Data excerpts
· · · · ·

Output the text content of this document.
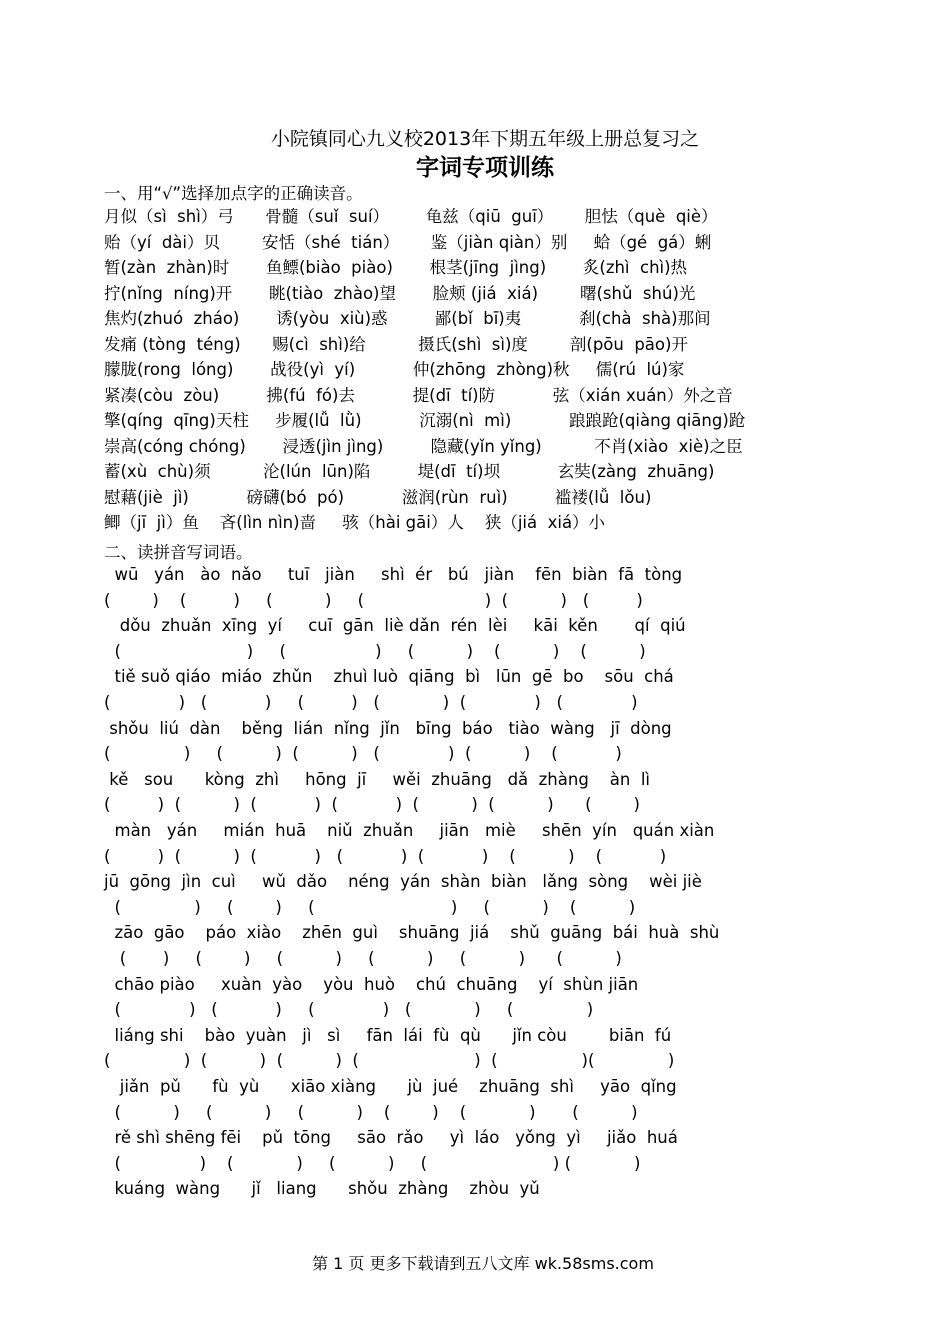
小院镇同心九义校2013年下期五年级上册总复习之
字词专项训练
一、用“√”选择加点字的正确读音。
月似（sì  shì）弓      骨髓（suǐ  suí）       龟兹（qiū  guī）      胆怯（què  qiè）
贻（yí  dài）贝        安恬（shé  tián）      鉴（jiàn qiàn）别     蛤（gé  gá）蜊
暂(zàn  zhàn)时       鱼鳔(biào  piào)       根茎(jīng  jìng)       炙(zhì  chì)热
拧(nǐng  níng)开       眺(tiào  zhào)望       脸颊 (jiá  xiá)        曙(shǔ  shú)光
焦灼(zhuó  zháo)       诱(yòu  xiù)惑         鄙(bǐ  bī)夷           刹(chà  shà)那间
发痛 (tòng  téng)      赐(cì  shì)给          摄氏(shì  sì)度        剖(pōu  pāo)开
朦胧(rong  lóng)       战役(yì  yí)           仲(zhōng  zhòng)秋     儒(rú  lú)家
紧凑(còu  zòu)         拂(fú  fó)去           提(dī  tí)防           弦（xián xuán）外之音
擎(qíng  qīng)天柱     步履(lǚ  lǜ)           沉溺(nì  mì)           踉踉跄(qiàng qiāng)跄
崇高(cóng chóng)       浸透(jìn jìng)         隐藏(yǐn yǐng)          不肖(xiào  xiè)之臣
蓄(xù  chù)须          沦(lún  lūn)陷         堤(dī  tí)坝           玄奘(zàng  zhuāng)
慰藉(jiè  jì)           磅礴(bó  pó)           滋润(rùn  ruì)         褴褛(lǚ  lǒu)
鲫（jī  jì）鱼    吝(lìn nìn)啬     骇（hài gāi）人    狭（jiá  xiá）小
二、读拼音写词语。
wū   yán   ào  nǎo     tuī   jiàn     shì  ér   bú   jiàn    fēn  biàn  fā  tòng
(        )    (         )     (          )     (                       )  (          )   (         )
dǒu  zhuǎn  xīng  yí     cuī  gān  liè dǎn  rén  lèi     kāi  kěn       qí  qiú
(                        )     (                 )     (          )    (          )    (          )
tiě suǒ qiáo  miáo  zhǔn    zhuì luò  qiāng  bì   lūn  gē  bo    sōu  chá
(             )   (           )     (         )   (            )  (             )   (             )
shǒu  liú  dàn    běng  lián  nǐng  jǐn   bīng  báo   tiào  wàng   jī  dòng
(              )     (          )  (          )   (             )  (          )    (           )
kě   sou      kòng  zhì     hōng  jī     wěi  zhuāng   dǎ  zhàng    àn  lì
(         )  (          )  (           )  (           )  (          )  (          )      (        )
màn   yán     mián  huā    niǔ  zhuǎn     jiān   miè     shēn  yín   quán xiàn
(         )  (          )  (           )   (           )  (           )    (          )    (           )
jū  gōng  jìn  cuì     wǔ  dǎo    néng  yán  shàn  biàn   lǎng  sòng    wèi jiè
(              )     (        )     (                          )     (          )    (          )
zāo  gāo    páo  xiào    zhēn  guì    shuāng  jiá    shǔ  guāng  bái  huà  shù
(       )     (        )     (          )     (          )     (          )      (          )
chāo piào     xuàn  yào    yòu  huò    chú  chuāng    yí  shùn jiān
(             )   (           )     (             )   (            )     (              )
liáng shi    bào  yuàn   jì   sì     fān  lái  fù  qù      jǐn còu        biān  fú
(              )  (          )  (          )  (                      )  (                )(              )
jiǎn  pǔ      fù  yù      xiāo xiàng      jù  jué    zhuāng  shì     yāo  qǐng
(          )     (          )     (          )    (        )    (            )       (          )
rě shì shēng fēi    pǔ  tōng     sāo  rǎo     yì  láo   yǒng  yì     jiǎo  huá
(               )    (            )     (          )     (                        ) (            )
kuáng  wàng      jǐ   liang      shǒu  zhàng    zhòu  yǔ
第 1 页 更多下载请到五八文库 wk.58sms.com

· · · · ·

__EXERCISE REQUIREMENTS__
From the records above, pull out each line that has "wàng".

__OUTPUT BELOW__
shǒu  liú  dàn    běng  lián  nǐng  jǐn   bīng  báo   tiào  wàng   jī  dòng
kuáng  wàng      jǐ   liang      shǒu  zhàng    zhòu  yǔ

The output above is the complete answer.